Records from a data source:
──────────────────────────────
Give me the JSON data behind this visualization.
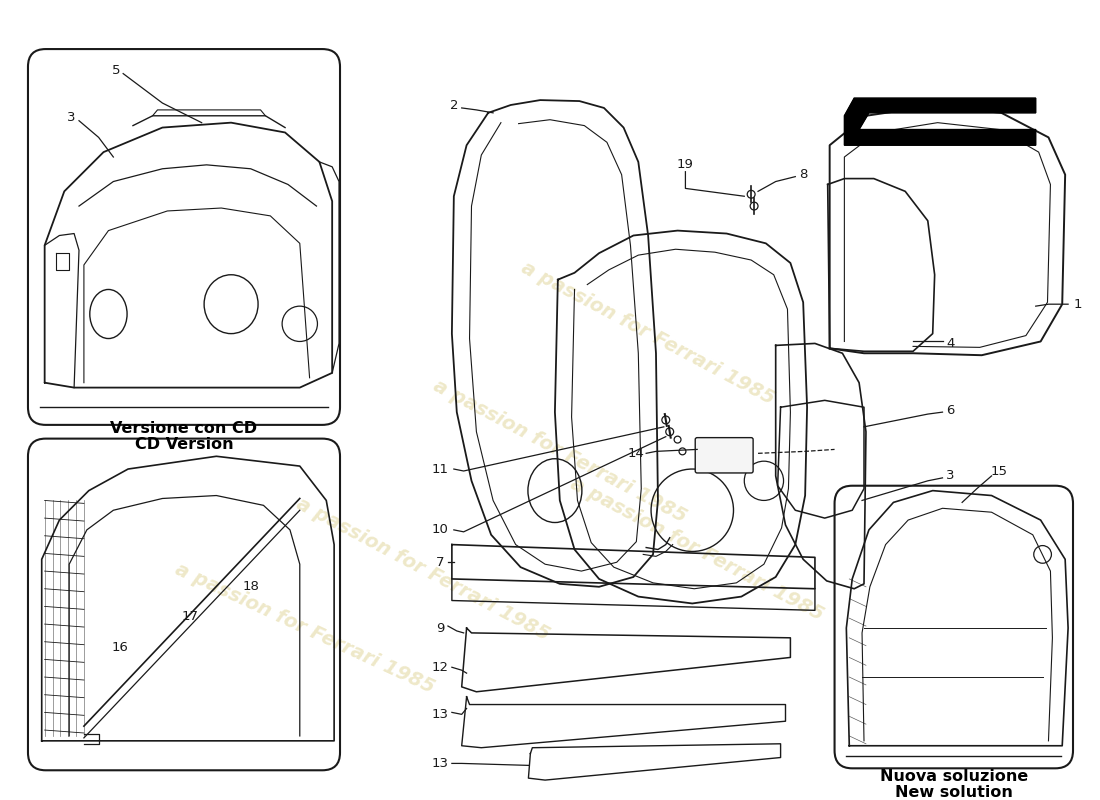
{
  "bg_color": "#ffffff",
  "line_color": "#1a1a1a",
  "label_color": "#000000",
  "watermark_text": "a passion for Ferrari 1985",
  "watermark_color": "#c8b44a",
  "watermark_alpha": 0.3,
  "box1_label1": "Versione con CD",
  "box1_label2": "CD Version",
  "box2_label1": "Nuova soluzione",
  "box2_label2": "New solution",
  "label_fontsize": 9.5,
  "caption_fontsize": 11.5
}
──────────────────────────────
* TASK TO CARRY OUT
Write out the data precisely as given, excluding the pictures.

* CORRECT RESULT
Give me the JSON data behind this visualization.
{
  "bg_color": "#ffffff",
  "line_color": "#1a1a1a",
  "label_color": "#000000",
  "watermark_text": "a passion for Ferrari 1985",
  "watermark_color": "#c8b44a",
  "watermark_alpha": 0.3,
  "box1_label1": "Versione con CD",
  "box1_label2": "CD Version",
  "box2_label1": "Nuova soluzione",
  "box2_label2": "New solution",
  "label_fontsize": 9.5,
  "caption_fontsize": 11.5
}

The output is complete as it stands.